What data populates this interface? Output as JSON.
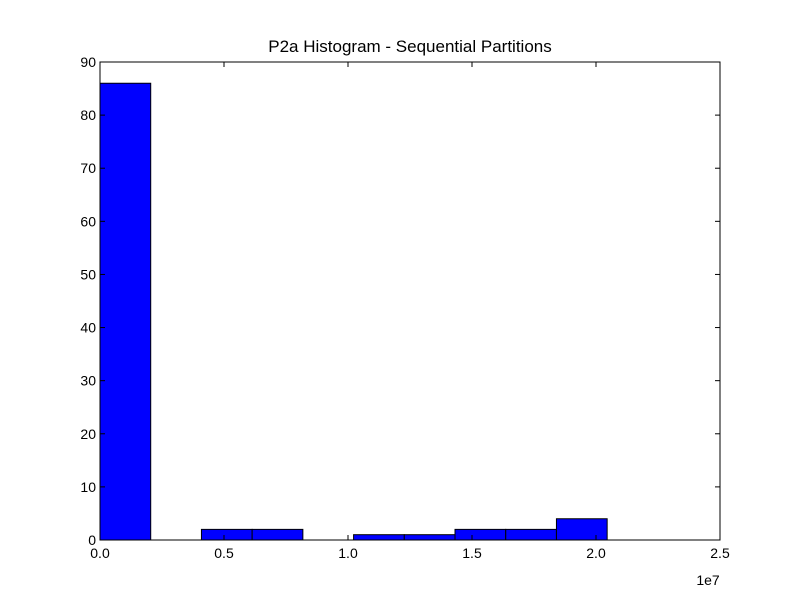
{
  "chart_data": {
    "type": "bar",
    "title": "P2a Histogram - Sequential Partitions",
    "xlabel": "",
    "ylabel": "",
    "x_offset_label": "1e7",
    "xlim": [
      0.0,
      2.5
    ],
    "ylim": [
      0,
      90
    ],
    "x_ticks": [
      "0.0",
      "0.5",
      "1.0",
      "1.5",
      "2.0",
      "2.5"
    ],
    "y_ticks": [
      "0",
      "10",
      "20",
      "30",
      "40",
      "50",
      "60",
      "70",
      "80",
      "90"
    ],
    "bin_edges": [
      0.0,
      0.2045,
      0.409,
      0.6135,
      0.818,
      1.0225,
      1.227,
      1.4315,
      1.636,
      1.8405,
      2.045
    ],
    "values": [
      86,
      0,
      2,
      2,
      0,
      1,
      1,
      2,
      2,
      4
    ],
    "bar_color": "#0000ff",
    "grid": false,
    "legend": "none"
  }
}
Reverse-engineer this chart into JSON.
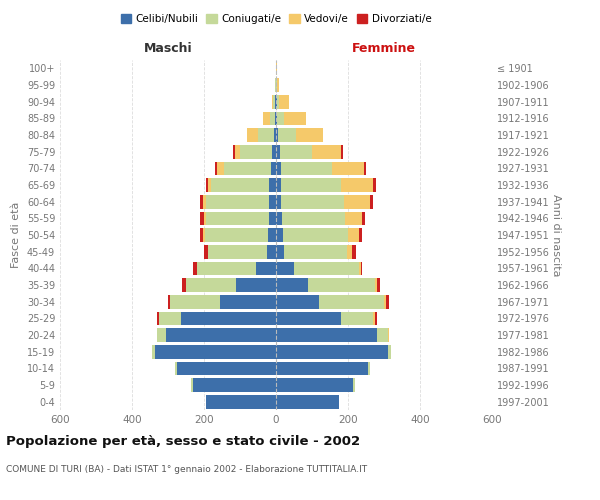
{
  "age_groups": [
    "0-4",
    "5-9",
    "10-14",
    "15-19",
    "20-24",
    "25-29",
    "30-34",
    "35-39",
    "40-44",
    "45-49",
    "50-54",
    "55-59",
    "60-64",
    "65-69",
    "70-74",
    "75-79",
    "80-84",
    "85-89",
    "90-94",
    "95-99",
    "100+"
  ],
  "birth_years": [
    "1997-2001",
    "1992-1996",
    "1987-1991",
    "1982-1986",
    "1977-1981",
    "1972-1976",
    "1967-1971",
    "1962-1966",
    "1957-1961",
    "1952-1956",
    "1947-1951",
    "1942-1946",
    "1937-1941",
    "1932-1936",
    "1927-1931",
    "1922-1926",
    "1917-1921",
    "1912-1916",
    "1907-1911",
    "1902-1906",
    "≤ 1901"
  ],
  "maschi_celibi": [
    195,
    230,
    275,
    335,
    305,
    265,
    155,
    110,
    55,
    25,
    22,
    20,
    20,
    20,
    15,
    10,
    5,
    2,
    2,
    0,
    0
  ],
  "maschi_coniugati": [
    0,
    5,
    5,
    10,
    25,
    60,
    140,
    140,
    165,
    165,
    175,
    175,
    175,
    160,
    130,
    90,
    45,
    15,
    5,
    2,
    0
  ],
  "maschi_vedovi": [
    0,
    0,
    0,
    0,
    0,
    0,
    0,
    0,
    0,
    0,
    5,
    5,
    8,
    10,
    20,
    15,
    30,
    20,
    5,
    0,
    0
  ],
  "maschi_divorziati": [
    0,
    0,
    0,
    0,
    0,
    5,
    5,
    10,
    10,
    10,
    10,
    10,
    8,
    5,
    5,
    5,
    0,
    0,
    0,
    0,
    0
  ],
  "femmine_celibi": [
    175,
    215,
    255,
    310,
    280,
    180,
    120,
    90,
    50,
    22,
    20,
    18,
    15,
    15,
    15,
    10,
    5,
    2,
    2,
    0,
    0
  ],
  "femmine_coniugati": [
    0,
    5,
    5,
    10,
    30,
    90,
    180,
    185,
    180,
    175,
    180,
    175,
    175,
    165,
    140,
    90,
    50,
    20,
    5,
    2,
    0
  ],
  "femmine_vedovi": [
    0,
    0,
    0,
    0,
    5,
    5,
    5,
    5,
    5,
    15,
    30,
    45,
    70,
    90,
    90,
    80,
    75,
    60,
    30,
    5,
    2
  ],
  "femmine_divorziati": [
    0,
    0,
    0,
    0,
    0,
    5,
    10,
    10,
    5,
    10,
    10,
    10,
    10,
    8,
    5,
    5,
    0,
    0,
    0,
    0,
    0
  ],
  "colors": {
    "celibi": "#3d6faa",
    "coniugati": "#c5d99a",
    "vedovi": "#f5c96a",
    "divorziati": "#cc2020"
  },
  "xlim": 600,
  "title": "Popolazione per età, sesso e stato civile - 2002",
  "subtitle": "COMUNE DI TURI (BA) - Dati ISTAT 1° gennaio 2002 - Elaborazione TUTTITALIA.IT",
  "xlabel_left": "Maschi",
  "xlabel_right": "Femmine",
  "ylabel_left": "Fasce di età",
  "ylabel_right": "Anni di nascita",
  "legend_labels": [
    "Celibi/Nubili",
    "Coniugati/e",
    "Vedovi/e",
    "Divorziati/e"
  ],
  "bg_color": "#ffffff",
  "grid_color": "#cccccc",
  "tick_color": "#777777"
}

# Problem details
Reproduce every line of the material precisely, omitting its pictures.

# Answer
What data populates this interface? Output as JSON.
{
  "chart_data": {
    "type": "bar",
    "title": "P2a Histogram - Sequential Partitions",
    "xlabel": "",
    "ylabel": "",
    "x_offset_label": "1e7",
    "xlim": [
      0.0,
      2.5
    ],
    "ylim": [
      0,
      90
    ],
    "x_ticks": [
      "0.0",
      "0.5",
      "1.0",
      "1.5",
      "2.0",
      "2.5"
    ],
    "y_ticks": [
      "0",
      "10",
      "20",
      "30",
      "40",
      "50",
      "60",
      "70",
      "80",
      "90"
    ],
    "bin_edges": [
      0.0,
      0.2045,
      0.409,
      0.6135,
      0.818,
      1.0225,
      1.227,
      1.4315,
      1.636,
      1.8405,
      2.045
    ],
    "values": [
      86,
      0,
      2,
      2,
      0,
      1,
      1,
      2,
      2,
      4
    ],
    "bar_color": "#0000ff",
    "grid": false,
    "legend": "none"
  }
}
Reverse-engineer this chart into JSON.
{
  "age_groups": [
    "0-4",
    "5-9",
    "10-14",
    "15-19",
    "20-24",
    "25-29",
    "30-34",
    "35-39",
    "40-44",
    "45-49",
    "50-54",
    "55-59",
    "60-64",
    "65-69",
    "70-74",
    "75-79",
    "80-84",
    "85-89",
    "90-94",
    "95-99",
    "100+"
  ],
  "birth_years": [
    "1997-2001",
    "1992-1996",
    "1987-1991",
    "1982-1986",
    "1977-1981",
    "1972-1976",
    "1967-1971",
    "1962-1966",
    "1957-1961",
    "1952-1956",
    "1947-1951",
    "1942-1946",
    "1937-1941",
    "1932-1936",
    "1927-1931",
    "1922-1926",
    "1917-1921",
    "1912-1916",
    "1907-1911",
    "1902-1906",
    "≤ 1901"
  ],
  "maschi_celibi": [
    195,
    230,
    275,
    335,
    305,
    265,
    155,
    110,
    55,
    25,
    22,
    20,
    20,
    20,
    15,
    10,
    5,
    2,
    2,
    0,
    0
  ],
  "maschi_coniugati": [
    0,
    5,
    5,
    10,
    25,
    60,
    140,
    140,
    165,
    165,
    175,
    175,
    175,
    160,
    130,
    90,
    45,
    15,
    5,
    2,
    0
  ],
  "maschi_vedovi": [
    0,
    0,
    0,
    0,
    0,
    0,
    0,
    0,
    0,
    0,
    5,
    5,
    8,
    10,
    20,
    15,
    30,
    20,
    5,
    0,
    0
  ],
  "maschi_divorziati": [
    0,
    0,
    0,
    0,
    0,
    5,
    5,
    10,
    10,
    10,
    10,
    10,
    8,
    5,
    5,
    5,
    0,
    0,
    0,
    0,
    0
  ],
  "femmine_celibi": [
    175,
    215,
    255,
    310,
    280,
    180,
    120,
    90,
    50,
    22,
    20,
    18,
    15,
    15,
    15,
    10,
    5,
    2,
    2,
    0,
    0
  ],
  "femmine_coniugati": [
    0,
    5,
    5,
    10,
    30,
    90,
    180,
    185,
    180,
    175,
    180,
    175,
    175,
    165,
    140,
    90,
    50,
    20,
    5,
    2,
    0
  ],
  "femmine_vedovi": [
    0,
    0,
    0,
    0,
    5,
    5,
    5,
    5,
    5,
    15,
    30,
    45,
    70,
    90,
    90,
    80,
    75,
    60,
    30,
    5,
    2
  ],
  "femmine_divorziati": [
    0,
    0,
    0,
    0,
    0,
    5,
    10,
    10,
    5,
    10,
    10,
    10,
    10,
    8,
    5,
    5,
    0,
    0,
    0,
    0,
    0
  ],
  "colors": {
    "celibi": "#3d6faa",
    "coniugati": "#c5d99a",
    "vedovi": "#f5c96a",
    "divorziati": "#cc2020"
  },
  "xlim": 600,
  "title": "Popolazione per età, sesso e stato civile - 2002",
  "subtitle": "COMUNE DI TURI (BA) - Dati ISTAT 1° gennaio 2002 - Elaborazione TUTTITALIA.IT",
  "xlabel_left": "Maschi",
  "xlabel_right": "Femmine",
  "ylabel_left": "Fasce di età",
  "ylabel_right": "Anni di nascita",
  "legend_labels": [
    "Celibi/Nubili",
    "Coniugati/e",
    "Vedovi/e",
    "Divorziati/e"
  ],
  "bg_color": "#ffffff",
  "grid_color": "#cccccc",
  "tick_color": "#777777"
}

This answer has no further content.